● EXTRACTED RECORDS:
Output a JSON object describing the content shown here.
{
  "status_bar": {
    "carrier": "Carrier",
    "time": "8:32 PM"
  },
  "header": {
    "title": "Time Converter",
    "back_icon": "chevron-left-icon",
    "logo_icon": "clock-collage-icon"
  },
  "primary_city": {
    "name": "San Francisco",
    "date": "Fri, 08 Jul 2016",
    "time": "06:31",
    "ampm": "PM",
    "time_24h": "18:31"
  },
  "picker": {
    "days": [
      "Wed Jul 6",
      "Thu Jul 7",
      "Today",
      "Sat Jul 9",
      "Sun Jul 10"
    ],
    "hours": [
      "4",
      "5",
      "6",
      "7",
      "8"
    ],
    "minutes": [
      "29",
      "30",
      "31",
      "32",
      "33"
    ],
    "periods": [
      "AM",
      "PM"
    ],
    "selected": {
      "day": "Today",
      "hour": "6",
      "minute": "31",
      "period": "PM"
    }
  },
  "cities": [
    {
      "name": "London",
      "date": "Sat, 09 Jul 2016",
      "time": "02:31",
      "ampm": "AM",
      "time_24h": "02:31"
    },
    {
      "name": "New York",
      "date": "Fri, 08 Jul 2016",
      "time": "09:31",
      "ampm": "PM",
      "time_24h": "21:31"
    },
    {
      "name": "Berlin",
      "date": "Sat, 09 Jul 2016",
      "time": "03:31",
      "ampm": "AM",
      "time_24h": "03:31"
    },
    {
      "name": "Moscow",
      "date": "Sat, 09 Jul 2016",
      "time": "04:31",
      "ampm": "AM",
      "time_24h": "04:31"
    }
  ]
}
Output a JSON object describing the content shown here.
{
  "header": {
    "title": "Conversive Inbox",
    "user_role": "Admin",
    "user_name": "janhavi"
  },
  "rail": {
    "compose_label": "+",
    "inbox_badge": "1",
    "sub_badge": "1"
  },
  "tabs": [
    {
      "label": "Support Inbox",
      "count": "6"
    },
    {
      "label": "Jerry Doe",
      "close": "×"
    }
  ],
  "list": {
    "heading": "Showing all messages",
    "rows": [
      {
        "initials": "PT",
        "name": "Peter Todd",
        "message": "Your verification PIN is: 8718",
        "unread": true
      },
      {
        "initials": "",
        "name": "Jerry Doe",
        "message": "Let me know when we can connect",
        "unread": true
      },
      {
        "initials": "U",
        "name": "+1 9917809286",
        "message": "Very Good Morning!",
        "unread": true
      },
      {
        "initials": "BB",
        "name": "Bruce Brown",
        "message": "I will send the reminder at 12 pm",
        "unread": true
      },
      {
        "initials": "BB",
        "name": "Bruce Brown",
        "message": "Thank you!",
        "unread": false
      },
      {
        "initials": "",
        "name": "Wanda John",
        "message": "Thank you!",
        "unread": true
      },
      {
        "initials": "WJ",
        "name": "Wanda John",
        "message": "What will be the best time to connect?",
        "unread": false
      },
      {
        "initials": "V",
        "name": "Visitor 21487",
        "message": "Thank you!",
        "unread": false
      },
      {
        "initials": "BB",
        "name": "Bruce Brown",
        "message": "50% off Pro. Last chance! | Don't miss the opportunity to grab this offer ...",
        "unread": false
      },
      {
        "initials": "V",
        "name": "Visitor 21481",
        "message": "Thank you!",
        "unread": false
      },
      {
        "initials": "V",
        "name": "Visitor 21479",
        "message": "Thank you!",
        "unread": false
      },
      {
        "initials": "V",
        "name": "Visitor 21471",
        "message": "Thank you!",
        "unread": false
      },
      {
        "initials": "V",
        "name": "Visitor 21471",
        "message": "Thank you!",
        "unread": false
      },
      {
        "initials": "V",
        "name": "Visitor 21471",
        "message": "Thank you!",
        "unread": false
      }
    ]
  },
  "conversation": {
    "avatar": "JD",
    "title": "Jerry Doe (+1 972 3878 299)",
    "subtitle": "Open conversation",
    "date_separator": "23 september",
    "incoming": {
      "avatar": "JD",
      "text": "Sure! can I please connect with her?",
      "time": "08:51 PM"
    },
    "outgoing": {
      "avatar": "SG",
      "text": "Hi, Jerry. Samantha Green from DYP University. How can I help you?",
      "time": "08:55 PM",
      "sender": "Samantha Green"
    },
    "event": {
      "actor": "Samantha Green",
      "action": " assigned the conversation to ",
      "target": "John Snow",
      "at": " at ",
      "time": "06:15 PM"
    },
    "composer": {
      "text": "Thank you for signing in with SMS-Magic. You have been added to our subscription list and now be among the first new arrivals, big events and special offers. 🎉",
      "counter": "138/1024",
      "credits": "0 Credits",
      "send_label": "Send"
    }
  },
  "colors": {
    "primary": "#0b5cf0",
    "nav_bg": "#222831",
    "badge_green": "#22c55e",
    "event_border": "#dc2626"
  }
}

● TO DO:
Output all of the data again, exactly.

● CORRECT RESPONSE:
Output a JSON object describing the content shown here.
{
  "status_bar": {
    "carrier": "Carrier",
    "time": "8:32 PM"
  },
  "header": {
    "title": "Time Converter",
    "back_icon": "chevron-left-icon",
    "logo_icon": "clock-collage-icon"
  },
  "primary_city": {
    "name": "San Francisco",
    "date": "Fri, 08 Jul 2016",
    "time": "06:31",
    "ampm": "PM",
    "time_24h": "18:31"
  },
  "picker": {
    "days": [
      "Wed Jul 6",
      "Thu Jul 7",
      "Today",
      "Sat Jul 9",
      "Sun Jul 10"
    ],
    "hours": [
      "4",
      "5",
      "6",
      "7",
      "8"
    ],
    "minutes": [
      "29",
      "30",
      "31",
      "32",
      "33"
    ],
    "periods": [
      "AM",
      "PM"
    ],
    "selected": {
      "day": "Today",
      "hour": "6",
      "minute": "31",
      "period": "PM"
    }
  },
  "cities": [
    {
      "name": "London",
      "date": "Sat, 09 Jul 2016",
      "time": "02:31",
      "ampm": "AM",
      "time_24h": "02:31"
    },
    {
      "name": "New York",
      "date": "Fri, 08 Jul 2016",
      "time": "09:31",
      "ampm": "PM",
      "time_24h": "21:31"
    },
    {
      "name": "Berlin",
      "date": "Sat, 09 Jul 2016",
      "time": "03:31",
      "ampm": "AM",
      "time_24h": "03:31"
    },
    {
      "name": "Moscow",
      "date": "Sat, 09 Jul 2016",
      "time": "04:31",
      "ampm": "AM",
      "time_24h": "04:31"
    }
  ]
}
Output a JSON object describing the content shown here.
{
  "header": {
    "title": "Conversive Inbox",
    "user_role": "Admin",
    "user_name": "janhavi"
  },
  "rail": {
    "compose_label": "+",
    "inbox_badge": "1",
    "sub_badge": "1"
  },
  "tabs": [
    {
      "label": "Support Inbox",
      "count": "6"
    },
    {
      "label": "Jerry Doe",
      "close": "×"
    }
  ],
  "list": {
    "heading": "Showing all messages",
    "rows": [
      {
        "initials": "PT",
        "name": "Peter Todd",
        "message": "Your verification PIN is: 8718",
        "unread": true
      },
      {
        "initials": "",
        "name": "Jerry Doe",
        "message": "Let me know when we can connect",
        "unread": true
      },
      {
        "initials": "U",
        "name": "+1 9917809286",
        "message": "Very Good Morning!",
        "unread": true
      },
      {
        "initials": "BB",
        "name": "Bruce Brown",
        "message": "I will send the reminder at 12 pm",
        "unread": true
      },
      {
        "initials": "BB",
        "name": "Bruce Brown",
        "message": "Thank you!",
        "unread": false
      },
      {
        "initials": "",
        "name": "Wanda John",
        "message": "Thank you!",
        "unread": true
      },
      {
        "initials": "WJ",
        "name": "Wanda John",
        "message": "What will be the best time to connect?",
        "unread": false
      },
      {
        "initials": "V",
        "name": "Visitor 21487",
        "message": "Thank you!",
        "unread": false
      },
      {
        "initials": "BB",
        "name": "Bruce Brown",
        "message": "50% off Pro. Last chance! | Don't miss the opportunity to grab this offer ...",
        "unread": false
      },
      {
        "initials": "V",
        "name": "Visitor 21481",
        "message": "Thank you!",
        "unread": false
      },
      {
        "initials": "V",
        "name": "Visitor 21479",
        "message": "Thank you!",
        "unread": false
      },
      {
        "initials": "V",
        "name": "Visitor 21471",
        "message": "Thank you!",
        "unread": false
      },
      {
        "initials": "V",
        "name": "Visitor 21471",
        "message": "Thank you!",
        "unread": false
      },
      {
        "initials": "V",
        "name": "Visitor 21471",
        "message": "Thank you!",
        "unread": false
      }
    ]
  },
  "conversation": {
    "avatar": "JD",
    "title": "Jerry Doe (+1 972 3878 299)",
    "subtitle": "Open conversation",
    "date_separator": "23 september",
    "incoming": {
      "avatar": "JD",
      "text": "Sure! can I please connect with her?",
      "time": "08:51 PM"
    },
    "outgoing": {
      "avatar": "SG",
      "text": "Hi, Jerry. Samantha Green from DYP University. How can I help you?",
      "time": "08:55 PM",
      "sender": "Samantha Green"
    },
    "event": {
      "actor": "Samantha Green",
      "action": " assigned the conversation to ",
      "target": "John Snow",
      "at": " at ",
      "time": "06:15 PM"
    },
    "composer": {
      "text": "Thank you for signing in with SMS-Magic. You have been added to our subscription list and now be among the first new arrivals, big events and special offers. 🎉",
      "counter": "138/1024",
      "credits": "0 Credits",
      "send_label": "Send"
    }
  },
  "colors": {
    "primary": "#0b5cf0",
    "nav_bg": "#222831",
    "badge_green": "#22c55e",
    "event_border": "#dc2626"
  }
}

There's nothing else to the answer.